** START **
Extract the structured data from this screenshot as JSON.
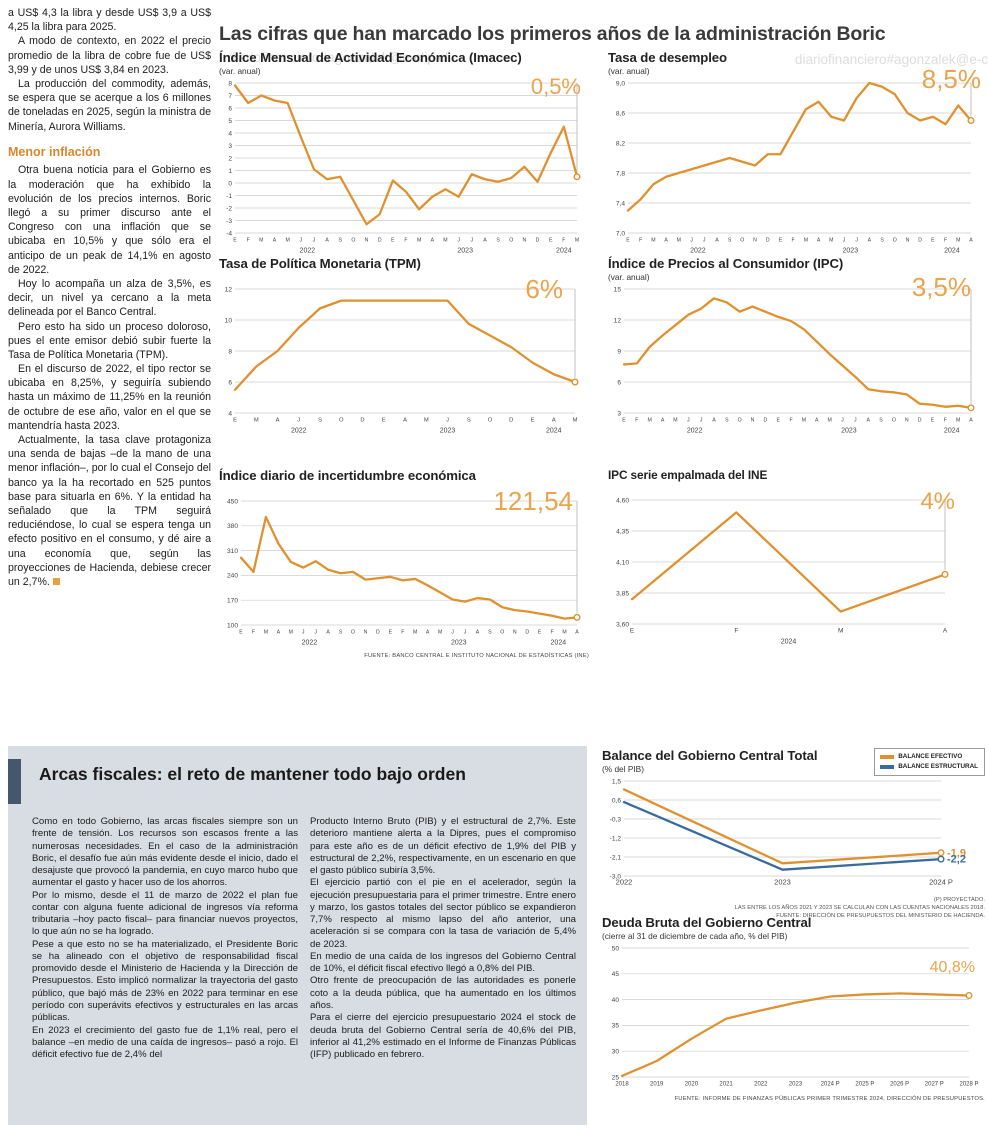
{
  "watermark": "diariofinanciero#agonzalek@e-clip.cl",
  "colors": {
    "orange": "#E0912F",
    "blue": "#3A6B9E",
    "big_label": "#E9A44C",
    "box_bg": "#D8DDE3",
    "box_accent": "#46566C"
  },
  "main_title": "Las cifras que han marcado los primeros años de la administración Boric",
  "left_column": {
    "intro_paragraphs": [
      "a US$ 4,3 la libra y desde US$ 3,9 a US$ 4,25 la libra para 2025.",
      "A modo de contexto, en 2022 el precio promedio de la libra de cobre fue de US$ 3,99 y de unos US$ 3,84 en 2023.",
      "La producción del commodity, además, se espera que se acerque a los 6 millones de toneladas en 2025, según la ministra de Minería, Aurora Williams."
    ],
    "section_title": "Menor inflación",
    "section_paragraphs": [
      "Otra buena noticia para el Gobierno es la moderación que ha exhibido la evolución de los precios internos. Boric llegó a su primer discurso ante el Congreso con una inflación que se ubicaba en 10,5% y que sólo era el anticipo de un peak de 14,1% en agosto de 2022.",
      "Hoy lo acompaña un alza de 3,5%, es decir, un nivel ya cercano a la meta delineada por el Banco Central.",
      "Pero esto ha sido un proceso doloroso, pues el ente emisor debió subir fuerte la Tasa de Política Monetaria (TPM).",
      "En el discurso de 2022, el tipo rector se ubicaba en 8,25%, y seguiría subiendo hasta un máximo de 11,25% en la reunión de octubre de ese año, valor en el que se mantendría hasta 2023.",
      "Actualmente, la tasa clave protagoniza una senda de bajas –de la mano de una menor inflación–, por lo cual el Consejo del banco ya la ha recortado en 525 puntos base para situarla en 6%. Y la entidad ha señalado que la TPM seguirá reduciéndose, lo cual se espera tenga un efecto positivo en el consumo, y dé aire a una economía que, según las proyecciones de Hacienda, debiese crecer un 2,7%."
    ]
  },
  "notes": {
    "top_source": "FUENTE: BANCO CENTRAL E INSTITUTO NACIONAL DE ESTADÍSTICAS (INE)",
    "balance": [
      "(P) PROYECTADO.",
      "LAS ENTRE LOS AÑOS 2021 Y 2023 SE CALCULAN  CON LAS CUENTAS NACIONALES 2018.",
      "FUENTE: DIRECCIÓN DE PRESUPUESTOS DEL MINISTERIO DE HACIENDA."
    ],
    "debt": "FUENTE: INFORME DE FINANZAS PÚBLICAS PRIMER TRIMESTRE 2024, DIRECCIÓN DE PRESUPUESTOS."
  },
  "fiscal_box": {
    "title": "Arcas fiscales: el reto de mantener todo bajo orden",
    "col1": [
      "Como en todo Gobierno, las arcas fiscales siempre son un frente de tensión. Los recursos son escasos frente a las numerosas necesidades. En el caso de la administración Boric, el desafío fue aún más evidente desde el inicio, dado el desajuste que provocó la pandemia, en cuyo marco hubo que aumentar el gasto y hacer uso de los ahorros.",
      "Por lo mismo, desde el 11 de marzo de 2022 el plan fue contar con alguna fuente adicional de ingresos vía reforma tributaria –hoy pacto fiscal– para financiar nuevos proyectos, lo que aún no se ha logrado.",
      "Pese a que esto no se ha materializado, el Presidente Boric se ha alineado con el objetivo de responsabilidad fiscal promovido desde el Ministerio de Hacienda y la Dirección de Presupuestos. Esto implicó normalizar la trayectoria del gasto público, que bajó más de 23% en 2022 para terminar en ese período con superávits efectivos y estructurales en las arcas públicas.",
      "En 2023 el crecimiento del gasto fue de 1,1% real, pero el balance –en medio de una caída de ingresos– pasó a rojo. El déficit efectivo fue de 2,4% del"
    ],
    "col2": [
      "Producto Interno Bruto (PIB) y el estructural de 2,7%. Este deterioro mantiene alerta a la Dipres, pues el compromiso para este año es de un déficit efectivo de 1,9% del PIB y estructural de 2,2%, respectivamente, en un escenario en que el gasto público subiría 3,5%.",
      "El ejercicio partió con el pie en el acelerador, según la ejecución presupuestaria para el primer trimestre. Entre enero y marzo, los gastos totales del sector público se expandieron 7,7% respecto al mismo lapso del año anterior, una aceleración si se compara con la tasa de variación de 5,4% de 2023.",
      "En medio de una caída de los ingresos del Gobierno Central de 10%, el déficit fiscal efectivo llegó a 0,8% del PIB.",
      "Otro frente de preocupación de las autoridades es ponerle coto a la deuda pública, que ha aumentado en los últimos años.",
      "Para el cierre del ejercicio presupuestario 2024 el stock de deuda bruta del Gobierno Central sería de 40,6% del PIB, inferior al 41,2% estimado en el Informe de Finanzas Públicas (IFP) publicado en febrero."
    ]
  },
  "chart_data": [
    {
      "id": "imacec",
      "type": "line",
      "title": "Índice Mensual de Actividad Económica (Imacec)",
      "subtitle": "(var. anual)",
      "big_label": "0,5%",
      "ylim": [
        -4,
        8
      ],
      "yticks": [
        8,
        7,
        6,
        5,
        4,
        3,
        2,
        1,
        0,
        -1,
        -2,
        -3,
        -4
      ],
      "ytick_labels": [
        "8",
        "7",
        "6",
        "5",
        "4",
        "3",
        "2",
        "1",
        "0",
        "-1",
        "-2",
        "-3",
        "-4"
      ],
      "x_labels": [
        "E",
        "F",
        "M",
        "A",
        "M",
        "J",
        "J",
        "A",
        "S",
        "O",
        "N",
        "D",
        "E",
        "F",
        "M",
        "A",
        "M",
        "J",
        "J",
        "A",
        "S",
        "O",
        "N",
        "D",
        "E",
        "F",
        "M"
      ],
      "year_labels": [
        {
          "label": "2022",
          "start": 0,
          "end": 11
        },
        {
          "label": "2023",
          "start": 12,
          "end": 23
        },
        {
          "label": "2024",
          "start": 24,
          "end": 26
        }
      ],
      "end_line": true,
      "ml": 16,
      "mr": 12,
      "x_font": 5.2,
      "series": [
        {
          "name": "Imacec",
          "color": "#E0912F",
          "values": [
            7.8,
            6.4,
            7.0,
            6.6,
            6.4,
            3.7,
            1.1,
            0.3,
            0.5,
            -1.4,
            -3.3,
            -2.5,
            0.2,
            -0.7,
            -2.1,
            -1.1,
            -0.5,
            -1.1,
            0.7,
            0.3,
            0.1,
            0.4,
            1.3,
            0.1,
            2.4,
            4.5,
            0.5
          ]
        }
      ]
    },
    {
      "id": "desempleo",
      "type": "line",
      "title": "Tasa de desempleo",
      "subtitle": "(var. anual)",
      "big_label": "8,5%",
      "ylim": [
        7.0,
        9.0
      ],
      "yticks": [
        9.0,
        8.6,
        8.2,
        7.8,
        7.4,
        7.0
      ],
      "ytick_labels": [
        "9,0",
        "8,6",
        "8,2",
        "7,8",
        "7,4",
        "7,0"
      ],
      "x_labels": [
        "E",
        "F",
        "M",
        "A",
        "M",
        "J",
        "J",
        "A",
        "S",
        "O",
        "N",
        "D",
        "E",
        "F",
        "M",
        "A",
        "M",
        "J",
        "J",
        "A",
        "S",
        "O",
        "N",
        "D",
        "E",
        "F",
        "M",
        "A"
      ],
      "year_labels": [
        {
          "label": "2022",
          "start": 0,
          "end": 11
        },
        {
          "label": "2023",
          "start": 12,
          "end": 23
        },
        {
          "label": "2024",
          "start": 24,
          "end": 27
        }
      ],
      "end_line": true,
      "ml": 20,
      "mr": 14,
      "x_font": 5.2,
      "series": [
        {
          "name": "Desempleo",
          "color": "#E0912F",
          "values": [
            7.3,
            7.45,
            7.65,
            7.75,
            7.8,
            7.85,
            7.9,
            7.95,
            8.0,
            7.95,
            7.9,
            8.05,
            8.05,
            8.35,
            8.65,
            8.75,
            8.55,
            8.5,
            8.8,
            9.0,
            8.95,
            8.85,
            8.6,
            8.5,
            8.55,
            8.45,
            8.7,
            8.5
          ]
        }
      ]
    },
    {
      "id": "tpm",
      "type": "line",
      "title": "Tasa de Política Monetaria (TPM)",
      "subtitle": "",
      "big_label": "6%",
      "ylim": [
        4,
        12
      ],
      "yticks": [
        12,
        10,
        8,
        6,
        4
      ],
      "ytick_labels": [
        "12",
        "10",
        "8",
        "6",
        "4"
      ],
      "x_labels": [
        "E",
        "M",
        "A",
        "J",
        "S",
        "O",
        "D",
        "E",
        "A",
        "M",
        "J",
        "S",
        "O",
        "D",
        "E",
        "A",
        "M"
      ],
      "year_labels": [
        {
          "label": "2022",
          "start": 0,
          "end": 6
        },
        {
          "label": "2023",
          "start": 7,
          "end": 13
        },
        {
          "label": "2024",
          "start": 14,
          "end": 16
        }
      ],
      "end_line": true,
      "ml": 16,
      "mr": 14,
      "x_font": 5.8,
      "series": [
        {
          "name": "TPM",
          "color": "#E0912F",
          "values": [
            5.5,
            7.0,
            8.0,
            9.5,
            10.75,
            11.25,
            11.25,
            11.25,
            11.25,
            11.25,
            11.25,
            9.75,
            9.0,
            8.25,
            7.25,
            6.5,
            6.0
          ]
        }
      ]
    },
    {
      "id": "ipc",
      "type": "line",
      "title": "Índice de Precios al Consumidor (IPC)",
      "subtitle": "(var. anual)",
      "big_label": "3,5%",
      "ylim": [
        3,
        15
      ],
      "yticks": [
        15,
        12,
        9,
        6,
        3
      ],
      "ytick_labels": [
        "15",
        "12",
        "9",
        "6",
        "3"
      ],
      "x_labels": [
        "E",
        "F",
        "M",
        "A",
        "M",
        "J",
        "J",
        "A",
        "S",
        "O",
        "N",
        "D",
        "E",
        "F",
        "M",
        "A",
        "M",
        "J",
        "J",
        "A",
        "S",
        "O",
        "N",
        "D",
        "E",
        "F",
        "M",
        "A"
      ],
      "year_labels": [
        {
          "label": "2022",
          "start": 0,
          "end": 11
        },
        {
          "label": "2023",
          "start": 12,
          "end": 23
        },
        {
          "label": "2024",
          "start": 24,
          "end": 27
        }
      ],
      "end_line": true,
      "ml": 16,
      "mr": 14,
      "x_font": 5.2,
      "series": [
        {
          "name": "IPC",
          "color": "#E0912F",
          "values": [
            7.7,
            7.8,
            9.4,
            10.5,
            11.5,
            12.5,
            13.1,
            14.1,
            13.7,
            12.8,
            13.3,
            12.8,
            12.3,
            11.9,
            11.1,
            9.9,
            8.7,
            7.6,
            6.5,
            5.3,
            5.1,
            5.0,
            4.8,
            3.9,
            3.8,
            3.6,
            3.7,
            3.5
          ]
        }
      ]
    },
    {
      "id": "incertidumbre",
      "type": "line",
      "title": "Índice diario de incertidumbre económica",
      "subtitle": "",
      "big_label": "121,54",
      "ylim": [
        100,
        450
      ],
      "yticks": [
        450,
        380,
        310,
        240,
        170,
        100
      ],
      "ytick_labels": [
        "450",
        "380",
        "310",
        "240",
        "170",
        "100"
      ],
      "x_labels": [
        "E",
        "F",
        "M",
        "A",
        "M",
        "J",
        "J",
        "A",
        "S",
        "O",
        "N",
        "D",
        "E",
        "F",
        "M",
        "A",
        "M",
        "J",
        "J",
        "A",
        "S",
        "O",
        "N",
        "D",
        "E",
        "F",
        "M",
        "A"
      ],
      "year_labels": [
        {
          "label": "2022",
          "start": 0,
          "end": 11
        },
        {
          "label": "2023",
          "start": 12,
          "end": 23
        },
        {
          "label": "2024",
          "start": 24,
          "end": 27
        }
      ],
      "end_line": true,
      "ml": 22,
      "mr": 12,
      "x_font": 5.2,
      "series": [
        {
          "name": "Incertidumbre",
          "color": "#E0912F",
          "values": [
            290,
            250,
            405,
            330,
            278,
            262,
            280,
            256,
            246,
            250,
            228,
            232,
            236,
            226,
            230,
            212,
            192,
            172,
            166,
            176,
            172,
            150,
            142,
            138,
            132,
            126,
            118,
            121.54
          ]
        }
      ]
    },
    {
      "id": "ipc-empalmada",
      "type": "line",
      "title": "IPC serie empalmada del INE",
      "subtitle": "",
      "big_label": "4%",
      "ylim": [
        3.6,
        4.6
      ],
      "yticks": [
        4.6,
        4.35,
        4.1,
        3.85,
        3.6
      ],
      "ytick_labels": [
        "4,60",
        "4,35",
        "4,10",
        "3,85",
        "3,60"
      ],
      "x_labels": [
        "E",
        "F",
        "M",
        "A"
      ],
      "year_labels": [
        {
          "label": "2024",
          "start": 0,
          "end": 3
        }
      ],
      "end_line": true,
      "ml": 24,
      "mr": 40,
      "x_font": 6.5,
      "series": [
        {
          "name": "IPC empalmado",
          "color": "#E0912F",
          "values": [
            3.8,
            4.5,
            3.7,
            4.0
          ]
        }
      ]
    },
    {
      "id": "balance-gobierno-central",
      "type": "line",
      "title": "Balance del Gobierno Central Total",
      "subtitle": "(% del PIB)",
      "big_label": "",
      "ylim": [
        -3.0,
        1.5
      ],
      "yticks": [
        1.5,
        0.6,
        -0.3,
        -1.2,
        -2.1,
        -3.0
      ],
      "ytick_labels": [
        "1,5",
        "0,6",
        "-0,3",
        "-1,2",
        "-2,1",
        "-3,0"
      ],
      "x_labels": [
        "2022",
        "2023",
        "2024 P"
      ],
      "end_line": false,
      "ml": 22,
      "mr": 44,
      "x_font": 7.5,
      "legend_position": "top-right",
      "series": [
        {
          "name": "BALANCE EFECTIVO",
          "color": "#E0912F",
          "end_label": "-1,9",
          "values": [
            1.1,
            -2.4,
            -1.9
          ]
        },
        {
          "name": "BALANCE ESTRUCTURAL",
          "color": "#3A6B9E",
          "end_label": "-2,2",
          "values": [
            0.5,
            -2.7,
            -2.2
          ]
        }
      ]
    },
    {
      "id": "deuda-bruta",
      "type": "line",
      "title": "Deuda Bruta del Gobierno Central",
      "subtitle": "(cierre al 31 de diciembre de cada año, % del PIB)",
      "big_label": "40,8%",
      "ylim": [
        25,
        50
      ],
      "yticks": [
        50,
        45,
        40,
        35,
        30,
        25
      ],
      "ytick_labels": [
        "50",
        "45",
        "40",
        "35",
        "30",
        "25"
      ],
      "x_labels": [
        "2018",
        "2019",
        "2020",
        "2021",
        "2022",
        "2023",
        "2024 P",
        "2025 P",
        "2026 P",
        "2027 P",
        "2028 P"
      ],
      "end_line": false,
      "ml": 20,
      "mr": 16,
      "x_font": 6,
      "series": [
        {
          "name": "Deuda bruta",
          "color": "#E0912F",
          "values": [
            25.2,
            28.1,
            32.4,
            36.3,
            37.9,
            39.4,
            40.6,
            41.0,
            41.2,
            41.0,
            40.8
          ]
        }
      ]
    }
  ]
}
** END **
→ **Set exercise**
Which lines hold the word "según"? Show each one.

→ **Answer**
      "La producción del commodity, además, se espera que se acerque a los 6 millones de toneladas en 2025, según la ministra de Minería, Aurora Williams."
      "Actualmente, la tasa clave protagoniza una senda de bajas –de la mano de una menor inflación–, por lo cual el Consejo del banco ya la ha recortado en 525 puntos base para situarla en 6%. Y la entidad ha señalado que la TPM seguirá reduciéndose, lo cual se espera tenga un efecto positivo en el consumo, y dé aire a una economía que, según las proyecciones de Hacienda, debiese crecer un 2,7%."
      "El ejercicio partió con el pie en el acelerador, según la ejecución presupuestaria para el primer trimestre. Entre enero y marzo, los gastos totales del sector público se expandieron 7,7% respecto al mismo lapso del año anterior, una aceleración si se compara con la tasa de variación de 5,4% de 2023.",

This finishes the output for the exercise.